◆ GIVEN PROBLEM
Return the lines where the word "Strategy" occurs.

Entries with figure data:
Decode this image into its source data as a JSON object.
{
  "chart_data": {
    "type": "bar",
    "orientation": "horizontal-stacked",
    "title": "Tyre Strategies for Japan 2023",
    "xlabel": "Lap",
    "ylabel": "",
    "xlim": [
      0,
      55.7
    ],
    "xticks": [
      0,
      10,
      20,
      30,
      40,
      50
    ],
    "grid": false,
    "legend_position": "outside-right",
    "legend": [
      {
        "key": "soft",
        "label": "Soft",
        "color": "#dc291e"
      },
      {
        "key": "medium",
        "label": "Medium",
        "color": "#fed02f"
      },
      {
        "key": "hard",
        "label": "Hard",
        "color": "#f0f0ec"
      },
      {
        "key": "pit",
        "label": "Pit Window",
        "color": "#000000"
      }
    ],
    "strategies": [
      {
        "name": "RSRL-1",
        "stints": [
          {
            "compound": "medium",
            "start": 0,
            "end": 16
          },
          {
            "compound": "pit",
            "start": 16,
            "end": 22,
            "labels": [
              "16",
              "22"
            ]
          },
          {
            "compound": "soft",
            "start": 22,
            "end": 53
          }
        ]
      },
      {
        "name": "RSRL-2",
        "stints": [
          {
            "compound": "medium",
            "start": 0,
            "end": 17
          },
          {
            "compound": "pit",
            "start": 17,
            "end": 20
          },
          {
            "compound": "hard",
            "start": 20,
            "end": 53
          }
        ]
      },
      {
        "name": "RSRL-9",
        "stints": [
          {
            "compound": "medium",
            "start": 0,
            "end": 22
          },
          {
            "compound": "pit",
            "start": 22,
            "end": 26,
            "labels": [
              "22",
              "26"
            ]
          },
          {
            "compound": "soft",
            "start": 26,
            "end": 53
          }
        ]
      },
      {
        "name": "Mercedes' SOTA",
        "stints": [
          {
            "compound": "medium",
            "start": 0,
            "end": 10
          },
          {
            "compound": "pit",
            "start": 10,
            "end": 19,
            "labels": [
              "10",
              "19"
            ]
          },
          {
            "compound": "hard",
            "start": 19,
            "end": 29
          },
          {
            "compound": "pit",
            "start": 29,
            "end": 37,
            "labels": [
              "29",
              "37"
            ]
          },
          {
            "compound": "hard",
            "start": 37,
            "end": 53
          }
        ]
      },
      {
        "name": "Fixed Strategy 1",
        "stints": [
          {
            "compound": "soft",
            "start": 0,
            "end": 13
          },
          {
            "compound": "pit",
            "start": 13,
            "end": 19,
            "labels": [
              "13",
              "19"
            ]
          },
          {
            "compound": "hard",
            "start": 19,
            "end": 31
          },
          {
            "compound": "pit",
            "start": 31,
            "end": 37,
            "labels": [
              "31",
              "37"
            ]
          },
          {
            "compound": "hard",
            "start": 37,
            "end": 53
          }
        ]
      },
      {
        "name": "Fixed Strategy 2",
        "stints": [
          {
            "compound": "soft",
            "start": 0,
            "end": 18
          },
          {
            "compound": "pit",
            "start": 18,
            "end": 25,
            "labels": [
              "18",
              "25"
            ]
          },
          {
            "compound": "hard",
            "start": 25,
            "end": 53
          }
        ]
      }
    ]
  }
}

◆ COMPLETE RESPONSE
        "name": "Fixed Strategy 1",
        "name": "Fixed Strategy 2",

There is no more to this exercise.